Copy every line of the entries that includes the word "type".

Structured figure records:
----

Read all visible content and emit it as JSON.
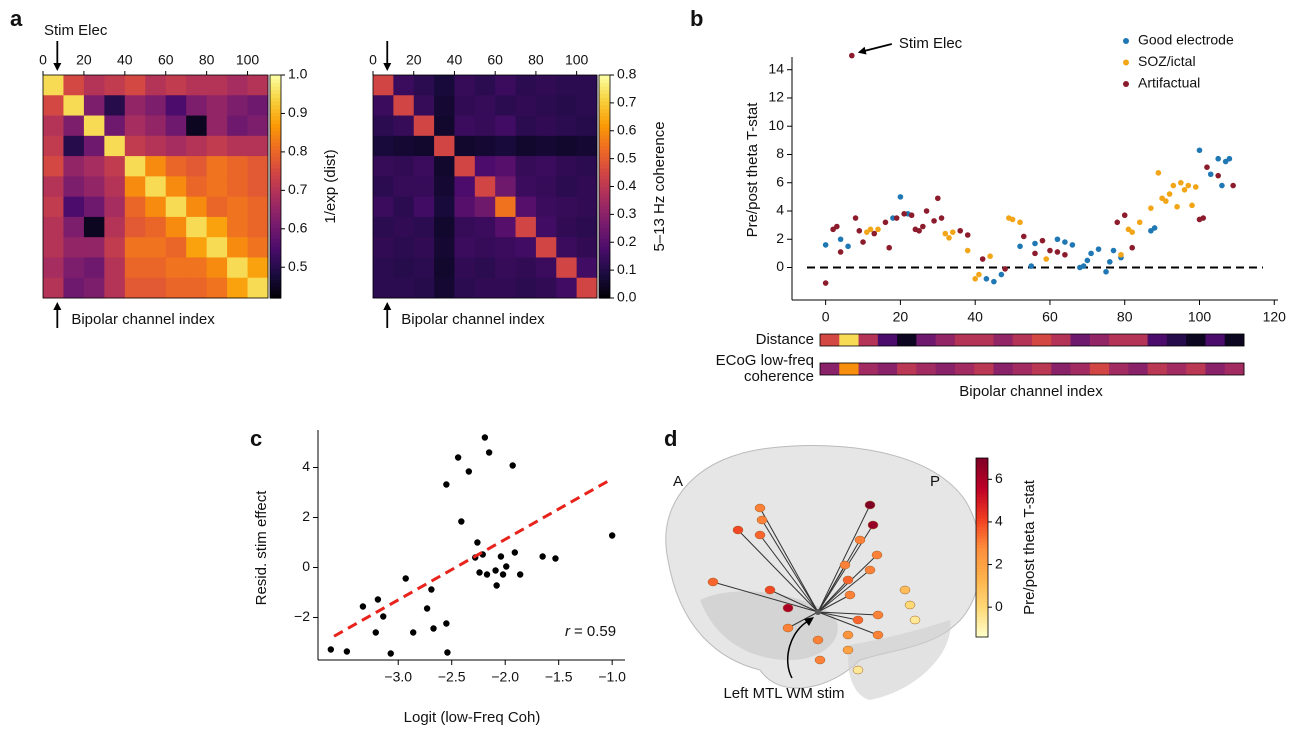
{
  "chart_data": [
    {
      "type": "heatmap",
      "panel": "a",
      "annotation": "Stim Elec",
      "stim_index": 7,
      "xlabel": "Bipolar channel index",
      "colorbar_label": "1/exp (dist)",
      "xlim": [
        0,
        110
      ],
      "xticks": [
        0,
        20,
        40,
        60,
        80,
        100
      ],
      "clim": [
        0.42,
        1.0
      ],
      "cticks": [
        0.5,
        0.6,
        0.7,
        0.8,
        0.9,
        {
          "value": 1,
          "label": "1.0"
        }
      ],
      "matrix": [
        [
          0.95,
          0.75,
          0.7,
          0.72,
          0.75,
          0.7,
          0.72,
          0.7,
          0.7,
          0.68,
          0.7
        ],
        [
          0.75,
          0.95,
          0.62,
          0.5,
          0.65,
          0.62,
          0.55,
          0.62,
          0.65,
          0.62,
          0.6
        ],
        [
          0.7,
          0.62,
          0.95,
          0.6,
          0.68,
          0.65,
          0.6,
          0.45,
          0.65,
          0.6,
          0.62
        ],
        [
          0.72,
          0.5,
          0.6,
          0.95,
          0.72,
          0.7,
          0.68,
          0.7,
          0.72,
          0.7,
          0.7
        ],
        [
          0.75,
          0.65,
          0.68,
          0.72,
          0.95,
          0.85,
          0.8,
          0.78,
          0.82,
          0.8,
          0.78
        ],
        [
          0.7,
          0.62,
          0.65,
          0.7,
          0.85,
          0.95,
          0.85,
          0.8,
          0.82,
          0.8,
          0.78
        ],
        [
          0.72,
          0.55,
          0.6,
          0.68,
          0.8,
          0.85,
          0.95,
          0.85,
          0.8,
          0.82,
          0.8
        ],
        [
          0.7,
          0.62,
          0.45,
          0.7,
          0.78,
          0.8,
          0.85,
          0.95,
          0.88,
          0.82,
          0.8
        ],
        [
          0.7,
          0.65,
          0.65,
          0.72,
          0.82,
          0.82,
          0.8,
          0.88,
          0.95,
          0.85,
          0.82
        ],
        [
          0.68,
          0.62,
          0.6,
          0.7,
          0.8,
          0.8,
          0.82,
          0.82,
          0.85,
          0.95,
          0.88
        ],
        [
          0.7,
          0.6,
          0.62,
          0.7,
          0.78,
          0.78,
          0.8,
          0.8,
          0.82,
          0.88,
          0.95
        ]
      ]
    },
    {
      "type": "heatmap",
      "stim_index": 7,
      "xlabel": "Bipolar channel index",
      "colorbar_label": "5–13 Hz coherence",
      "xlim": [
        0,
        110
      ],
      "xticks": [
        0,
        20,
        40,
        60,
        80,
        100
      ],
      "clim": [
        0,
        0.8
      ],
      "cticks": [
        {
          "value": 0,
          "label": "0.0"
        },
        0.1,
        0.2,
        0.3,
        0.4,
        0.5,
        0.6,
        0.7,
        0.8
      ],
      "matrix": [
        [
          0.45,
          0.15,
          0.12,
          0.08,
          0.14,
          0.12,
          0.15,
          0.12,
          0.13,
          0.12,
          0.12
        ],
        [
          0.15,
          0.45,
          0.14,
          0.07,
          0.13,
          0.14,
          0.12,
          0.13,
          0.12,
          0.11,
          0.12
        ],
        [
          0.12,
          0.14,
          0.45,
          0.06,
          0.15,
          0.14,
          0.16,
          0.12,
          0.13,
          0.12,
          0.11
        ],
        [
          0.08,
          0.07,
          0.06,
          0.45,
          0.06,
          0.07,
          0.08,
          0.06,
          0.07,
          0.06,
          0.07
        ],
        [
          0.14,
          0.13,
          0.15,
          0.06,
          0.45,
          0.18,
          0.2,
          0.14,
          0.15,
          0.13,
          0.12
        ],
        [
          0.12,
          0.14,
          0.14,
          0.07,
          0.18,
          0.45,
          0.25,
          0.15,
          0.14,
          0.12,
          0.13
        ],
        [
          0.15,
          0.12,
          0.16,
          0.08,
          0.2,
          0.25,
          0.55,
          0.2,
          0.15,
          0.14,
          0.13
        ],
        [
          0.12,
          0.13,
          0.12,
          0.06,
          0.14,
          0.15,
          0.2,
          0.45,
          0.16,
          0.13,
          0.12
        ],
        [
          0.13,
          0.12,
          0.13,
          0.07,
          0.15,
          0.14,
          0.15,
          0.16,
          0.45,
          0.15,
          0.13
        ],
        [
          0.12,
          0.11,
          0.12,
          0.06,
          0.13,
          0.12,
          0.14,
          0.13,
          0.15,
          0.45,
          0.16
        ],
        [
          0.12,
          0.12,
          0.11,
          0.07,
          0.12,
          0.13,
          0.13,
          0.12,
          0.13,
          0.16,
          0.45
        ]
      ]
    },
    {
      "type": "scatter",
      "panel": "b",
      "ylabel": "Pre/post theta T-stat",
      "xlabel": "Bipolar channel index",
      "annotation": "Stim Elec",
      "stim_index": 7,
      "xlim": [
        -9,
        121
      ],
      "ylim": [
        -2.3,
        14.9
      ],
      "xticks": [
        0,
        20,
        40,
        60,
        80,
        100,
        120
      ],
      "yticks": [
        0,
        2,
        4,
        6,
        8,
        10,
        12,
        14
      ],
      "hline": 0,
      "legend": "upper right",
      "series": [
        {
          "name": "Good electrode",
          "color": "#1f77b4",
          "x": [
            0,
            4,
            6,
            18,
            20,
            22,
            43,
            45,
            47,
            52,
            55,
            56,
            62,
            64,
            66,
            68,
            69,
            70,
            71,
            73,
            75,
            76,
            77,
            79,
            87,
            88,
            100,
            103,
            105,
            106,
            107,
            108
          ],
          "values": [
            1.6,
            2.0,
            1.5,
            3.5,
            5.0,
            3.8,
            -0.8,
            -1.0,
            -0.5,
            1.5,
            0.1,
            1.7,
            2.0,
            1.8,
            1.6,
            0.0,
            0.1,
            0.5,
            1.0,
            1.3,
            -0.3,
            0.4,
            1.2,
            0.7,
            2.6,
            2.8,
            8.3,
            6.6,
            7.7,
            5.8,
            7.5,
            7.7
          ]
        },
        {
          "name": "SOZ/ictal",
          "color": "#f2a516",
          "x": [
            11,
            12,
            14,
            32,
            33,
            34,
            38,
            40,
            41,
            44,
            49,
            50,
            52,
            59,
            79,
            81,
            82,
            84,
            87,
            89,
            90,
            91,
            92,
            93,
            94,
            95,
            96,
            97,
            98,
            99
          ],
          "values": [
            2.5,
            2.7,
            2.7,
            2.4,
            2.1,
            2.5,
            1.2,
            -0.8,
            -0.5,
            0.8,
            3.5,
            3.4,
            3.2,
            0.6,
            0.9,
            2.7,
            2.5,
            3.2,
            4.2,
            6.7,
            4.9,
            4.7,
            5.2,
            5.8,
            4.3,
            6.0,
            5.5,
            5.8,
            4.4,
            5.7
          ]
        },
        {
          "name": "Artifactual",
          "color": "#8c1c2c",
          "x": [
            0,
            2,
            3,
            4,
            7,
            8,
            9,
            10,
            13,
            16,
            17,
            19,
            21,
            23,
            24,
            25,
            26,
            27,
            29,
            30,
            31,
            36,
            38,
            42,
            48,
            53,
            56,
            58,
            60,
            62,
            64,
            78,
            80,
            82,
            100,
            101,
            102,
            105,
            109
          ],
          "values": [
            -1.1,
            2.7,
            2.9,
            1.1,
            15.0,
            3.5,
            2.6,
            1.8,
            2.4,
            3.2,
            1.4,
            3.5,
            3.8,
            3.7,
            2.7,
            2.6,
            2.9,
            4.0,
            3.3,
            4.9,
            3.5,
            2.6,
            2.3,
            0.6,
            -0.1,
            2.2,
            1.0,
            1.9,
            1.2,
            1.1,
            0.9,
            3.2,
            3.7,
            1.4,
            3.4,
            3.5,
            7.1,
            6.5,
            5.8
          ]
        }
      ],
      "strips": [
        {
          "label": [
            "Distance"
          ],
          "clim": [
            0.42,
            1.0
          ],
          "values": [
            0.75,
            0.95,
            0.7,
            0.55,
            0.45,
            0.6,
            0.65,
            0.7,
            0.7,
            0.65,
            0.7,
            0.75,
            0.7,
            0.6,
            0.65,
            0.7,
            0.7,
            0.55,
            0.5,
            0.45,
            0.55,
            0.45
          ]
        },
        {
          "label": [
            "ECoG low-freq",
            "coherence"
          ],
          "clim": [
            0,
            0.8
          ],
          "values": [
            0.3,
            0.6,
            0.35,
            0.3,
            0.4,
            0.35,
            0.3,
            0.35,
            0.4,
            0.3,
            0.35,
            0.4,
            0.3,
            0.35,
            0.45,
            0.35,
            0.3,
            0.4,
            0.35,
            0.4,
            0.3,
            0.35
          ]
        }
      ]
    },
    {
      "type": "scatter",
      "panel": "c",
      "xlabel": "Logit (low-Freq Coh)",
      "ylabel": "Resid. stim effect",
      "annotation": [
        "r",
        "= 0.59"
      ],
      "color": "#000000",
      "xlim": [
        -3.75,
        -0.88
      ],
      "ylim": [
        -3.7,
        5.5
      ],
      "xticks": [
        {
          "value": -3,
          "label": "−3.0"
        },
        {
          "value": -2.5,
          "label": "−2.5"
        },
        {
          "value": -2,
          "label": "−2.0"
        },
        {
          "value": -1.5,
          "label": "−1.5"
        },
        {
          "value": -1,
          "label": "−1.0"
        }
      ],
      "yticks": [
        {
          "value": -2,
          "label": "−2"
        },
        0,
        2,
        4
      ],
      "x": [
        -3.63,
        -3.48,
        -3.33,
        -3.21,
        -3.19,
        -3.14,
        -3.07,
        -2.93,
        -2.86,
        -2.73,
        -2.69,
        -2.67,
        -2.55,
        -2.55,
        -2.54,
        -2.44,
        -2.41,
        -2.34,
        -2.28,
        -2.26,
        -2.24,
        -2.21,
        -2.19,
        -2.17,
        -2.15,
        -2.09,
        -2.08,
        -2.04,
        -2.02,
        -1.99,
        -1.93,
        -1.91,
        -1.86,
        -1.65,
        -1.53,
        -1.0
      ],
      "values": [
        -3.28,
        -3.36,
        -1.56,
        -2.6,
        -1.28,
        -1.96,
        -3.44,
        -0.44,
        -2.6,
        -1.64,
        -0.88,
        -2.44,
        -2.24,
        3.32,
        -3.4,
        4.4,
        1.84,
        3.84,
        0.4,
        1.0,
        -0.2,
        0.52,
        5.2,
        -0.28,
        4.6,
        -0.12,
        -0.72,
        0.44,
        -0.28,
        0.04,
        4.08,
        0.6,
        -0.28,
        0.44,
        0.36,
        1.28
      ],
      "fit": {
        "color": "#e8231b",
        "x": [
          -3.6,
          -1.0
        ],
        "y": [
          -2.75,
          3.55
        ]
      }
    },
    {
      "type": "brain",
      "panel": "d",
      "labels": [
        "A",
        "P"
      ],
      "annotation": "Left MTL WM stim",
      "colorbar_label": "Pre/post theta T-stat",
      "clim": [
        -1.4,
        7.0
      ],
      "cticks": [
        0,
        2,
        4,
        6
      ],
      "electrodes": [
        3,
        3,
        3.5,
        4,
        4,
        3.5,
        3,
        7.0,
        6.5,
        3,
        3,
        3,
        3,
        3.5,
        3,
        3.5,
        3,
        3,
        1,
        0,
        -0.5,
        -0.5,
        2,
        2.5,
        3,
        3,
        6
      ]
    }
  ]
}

----

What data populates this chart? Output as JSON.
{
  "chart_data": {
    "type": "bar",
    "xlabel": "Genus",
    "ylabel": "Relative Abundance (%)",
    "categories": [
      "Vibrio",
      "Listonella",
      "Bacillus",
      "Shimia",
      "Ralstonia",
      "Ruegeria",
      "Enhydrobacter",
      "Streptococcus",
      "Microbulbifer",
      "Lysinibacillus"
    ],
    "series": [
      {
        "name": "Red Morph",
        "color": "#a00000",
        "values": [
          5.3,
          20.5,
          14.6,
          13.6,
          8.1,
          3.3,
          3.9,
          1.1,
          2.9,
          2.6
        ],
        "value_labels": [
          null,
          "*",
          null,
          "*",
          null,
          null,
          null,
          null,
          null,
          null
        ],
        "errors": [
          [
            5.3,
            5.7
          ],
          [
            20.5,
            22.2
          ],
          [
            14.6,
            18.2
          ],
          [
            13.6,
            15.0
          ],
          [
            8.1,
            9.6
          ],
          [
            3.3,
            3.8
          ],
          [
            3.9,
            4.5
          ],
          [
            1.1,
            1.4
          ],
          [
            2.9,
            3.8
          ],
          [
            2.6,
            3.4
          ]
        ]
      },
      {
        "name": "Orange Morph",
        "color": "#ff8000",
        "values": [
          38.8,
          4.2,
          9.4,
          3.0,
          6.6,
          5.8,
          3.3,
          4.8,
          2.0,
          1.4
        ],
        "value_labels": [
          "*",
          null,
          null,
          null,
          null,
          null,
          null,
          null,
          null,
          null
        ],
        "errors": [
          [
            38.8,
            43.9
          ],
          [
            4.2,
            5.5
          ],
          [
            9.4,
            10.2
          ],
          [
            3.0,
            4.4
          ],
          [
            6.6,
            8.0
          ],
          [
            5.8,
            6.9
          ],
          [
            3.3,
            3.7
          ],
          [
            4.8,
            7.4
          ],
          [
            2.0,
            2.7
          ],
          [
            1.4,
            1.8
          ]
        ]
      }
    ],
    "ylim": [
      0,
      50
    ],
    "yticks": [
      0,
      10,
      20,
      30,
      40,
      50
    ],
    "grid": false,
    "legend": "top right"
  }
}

----

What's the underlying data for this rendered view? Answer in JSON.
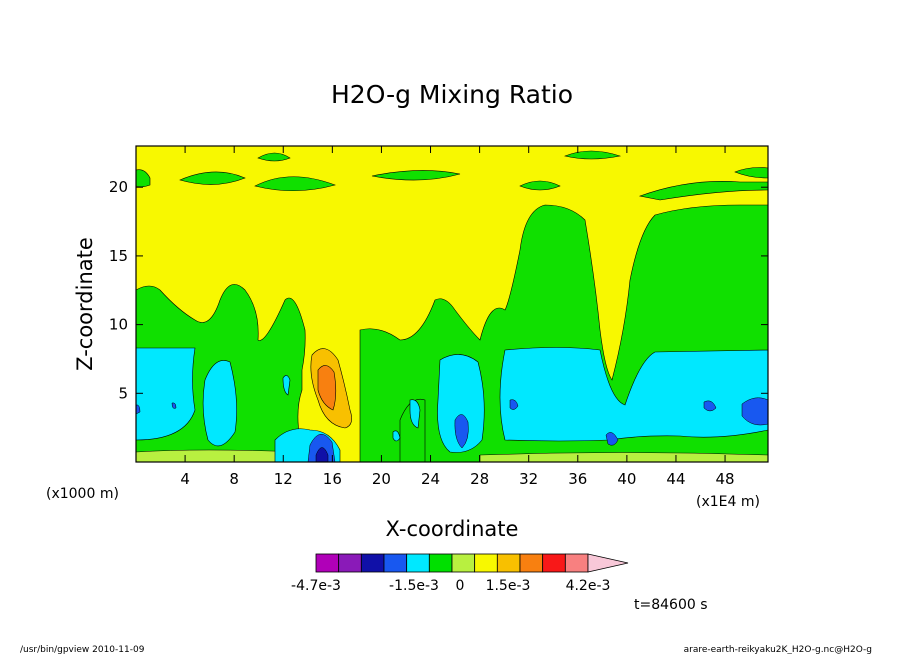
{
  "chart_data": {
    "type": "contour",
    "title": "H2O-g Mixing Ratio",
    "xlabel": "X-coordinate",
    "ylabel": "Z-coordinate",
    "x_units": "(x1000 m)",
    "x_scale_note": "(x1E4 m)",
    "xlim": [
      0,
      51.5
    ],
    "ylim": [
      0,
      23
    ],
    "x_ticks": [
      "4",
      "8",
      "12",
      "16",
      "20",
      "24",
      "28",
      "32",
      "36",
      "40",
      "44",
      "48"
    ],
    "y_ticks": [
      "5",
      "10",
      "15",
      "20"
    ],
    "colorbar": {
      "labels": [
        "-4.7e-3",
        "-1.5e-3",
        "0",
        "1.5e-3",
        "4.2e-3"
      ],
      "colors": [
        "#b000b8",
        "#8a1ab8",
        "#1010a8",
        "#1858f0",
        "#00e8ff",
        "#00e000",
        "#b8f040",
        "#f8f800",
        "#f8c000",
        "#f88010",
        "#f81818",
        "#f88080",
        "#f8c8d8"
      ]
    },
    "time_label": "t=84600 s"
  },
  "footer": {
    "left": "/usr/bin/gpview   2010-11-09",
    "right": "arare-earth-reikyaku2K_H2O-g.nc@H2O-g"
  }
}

----

EXERCISE SOLUTION:
      "type": "heatmap",
      "type": "heatmap",
      "type": "scatter",
      "type": "scatter",
      "type": "brain",
    "type": "bar",
    "type": "contour",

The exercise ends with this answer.